_INPUT FOR THIS TASK_
——

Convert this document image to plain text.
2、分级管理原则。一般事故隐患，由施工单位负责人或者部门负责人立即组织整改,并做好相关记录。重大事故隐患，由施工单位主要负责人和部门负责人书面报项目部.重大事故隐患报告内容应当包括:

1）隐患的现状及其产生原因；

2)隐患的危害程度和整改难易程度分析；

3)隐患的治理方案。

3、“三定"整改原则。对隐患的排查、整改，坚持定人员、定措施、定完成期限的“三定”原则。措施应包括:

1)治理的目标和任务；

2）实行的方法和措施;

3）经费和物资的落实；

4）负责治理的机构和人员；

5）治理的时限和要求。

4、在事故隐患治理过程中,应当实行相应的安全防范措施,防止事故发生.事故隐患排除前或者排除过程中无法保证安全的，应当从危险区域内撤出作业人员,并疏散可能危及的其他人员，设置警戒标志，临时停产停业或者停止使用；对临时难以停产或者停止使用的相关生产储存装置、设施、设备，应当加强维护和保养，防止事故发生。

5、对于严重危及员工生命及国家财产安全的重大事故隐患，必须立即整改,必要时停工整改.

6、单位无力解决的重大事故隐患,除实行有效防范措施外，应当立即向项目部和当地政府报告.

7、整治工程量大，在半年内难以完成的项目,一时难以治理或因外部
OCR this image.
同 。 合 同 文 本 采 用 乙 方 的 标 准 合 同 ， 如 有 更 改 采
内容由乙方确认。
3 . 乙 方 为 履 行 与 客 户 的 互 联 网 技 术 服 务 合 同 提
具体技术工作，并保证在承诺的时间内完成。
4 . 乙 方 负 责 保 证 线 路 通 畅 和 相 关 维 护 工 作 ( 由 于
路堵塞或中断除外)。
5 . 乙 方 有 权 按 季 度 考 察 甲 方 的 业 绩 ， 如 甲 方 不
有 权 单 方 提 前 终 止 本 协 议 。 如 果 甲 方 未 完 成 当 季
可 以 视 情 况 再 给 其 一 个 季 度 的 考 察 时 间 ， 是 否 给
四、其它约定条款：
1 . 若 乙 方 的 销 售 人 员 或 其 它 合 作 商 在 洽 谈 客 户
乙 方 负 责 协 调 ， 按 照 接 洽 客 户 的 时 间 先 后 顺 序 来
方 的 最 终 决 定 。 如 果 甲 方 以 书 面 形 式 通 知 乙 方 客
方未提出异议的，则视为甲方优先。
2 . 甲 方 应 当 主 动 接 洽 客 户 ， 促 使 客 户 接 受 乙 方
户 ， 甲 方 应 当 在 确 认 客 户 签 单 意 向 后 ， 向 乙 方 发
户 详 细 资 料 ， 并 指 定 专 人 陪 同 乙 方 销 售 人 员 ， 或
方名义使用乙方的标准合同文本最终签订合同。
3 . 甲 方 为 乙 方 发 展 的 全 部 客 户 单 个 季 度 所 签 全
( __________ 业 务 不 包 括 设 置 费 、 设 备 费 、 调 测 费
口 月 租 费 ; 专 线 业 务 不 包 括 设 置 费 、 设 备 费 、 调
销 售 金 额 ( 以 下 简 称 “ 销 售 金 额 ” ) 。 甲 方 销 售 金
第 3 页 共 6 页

——

_PROBLEM DESCRIPTION_
The entries above must be returned exactly.

_COMPLETE ANSWER_
Convert this document image to plain text.
2、分级管理原则。一般事故隐患，由施工单位负责人或者部门负责人立即组织整改,并做好相关记录。重大事故隐患，由施工单位主要负责人和部门负责人书面报项目部.重大事故隐患报告内容应当包括:

1）隐患的现状及其产生原因；

2)隐患的危害程度和整改难易程度分析；

3)隐患的治理方案。

3、“三定"整改原则。对隐患的排查、整改，坚持定人员、定措施、定完成期限的“三定”原则。措施应包括:

1)治理的目标和任务；

2）实行的方法和措施;

3）经费和物资的落实；

4）负责治理的机构和人员；

5）治理的时限和要求。

4、在事故隐患治理过程中,应当实行相应的安全防范措施,防止事故发生.事故隐患排除前或者排除过程中无法保证安全的，应当从危险区域内撤出作业人员,并疏散可能危及的其他人员，设置警戒标志，临时停产停业或者停止使用；对临时难以停产或者停止使用的相关生产储存装置、设施、设备，应当加强维护和保养，防止事故发生。

5、对于严重危及员工生命及国家财产安全的重大事故隐患，必须立即整改,必要时停工整改.

6、单位无力解决的重大事故隐患,除实行有效防范措施外，应当立即向项目部和当地政府报告.

7、整治工程量大，在半年内难以完成的项目,一时难以治理或因外部
OCR this image.
同 。 合 同 文 本 采 用 乙 方 的 标 准 合 同 ， 如 有 更 改 采
内容由乙方确认。
3 . 乙 方 为 履 行 与 客 户 的 互 联 网 技 术 服 务 合 同 提
具体技术工作，并保证在承诺的时间内完成。
4 . 乙 方 负 责 保 证 线 路 通 畅 和 相 关 维 护 工 作 ( 由 于
路堵塞或中断除外)。
5 . 乙 方 有 权 按 季 度 考 察 甲 方 的 业 绩 ， 如 甲 方 不
有 权 单 方 提 前 终 止 本 协 议 。 如 果 甲 方 未 完 成 当 季
可 以 视 情 况 再 给 其 一 个 季 度 的 考 察 时 间 ， 是 否 给
四、其它约定条款：
1 . 若 乙 方 的 销 售 人 员 或 其 它 合 作 商 在 洽 谈 客 户
乙 方 负 责 协 调 ， 按 照 接 洽 客 户 的 时 间 先 后 顺 序 来
方 的 最 终 决 定 。 如 果 甲 方 以 书 面 形 式 通 知 乙 方 客
方未提出异议的，则视为甲方优先。
2 . 甲 方 应 当 主 动 接 洽 客 户 ， 促 使 客 户 接 受 乙 方
户 ， 甲 方 应 当 在 确 认 客 户 签 单 意 向 后 ， 向 乙 方 发
户 详 细 资 料 ， 并 指 定 专 人 陪 同 乙 方 销 售 人 员 ， 或
方名义使用乙方的标准合同文本最终签订合同。
3 . 甲 方 为 乙 方 发 展 的 全 部 客 户 单 个 季 度 所 签 全
( __________ 业 务 不 包 括 设 置 费 、 设 备 费 、 调 测 费
口 月 租 费 ; 专 线 业 务 不 包 括 设 置 费 、 设 备 费 、 调
销 售 金 额 ( 以 下 简 称 “ 销 售 金 额 ” ) 。 甲 方 销 售 金
第 3 页 共 6 页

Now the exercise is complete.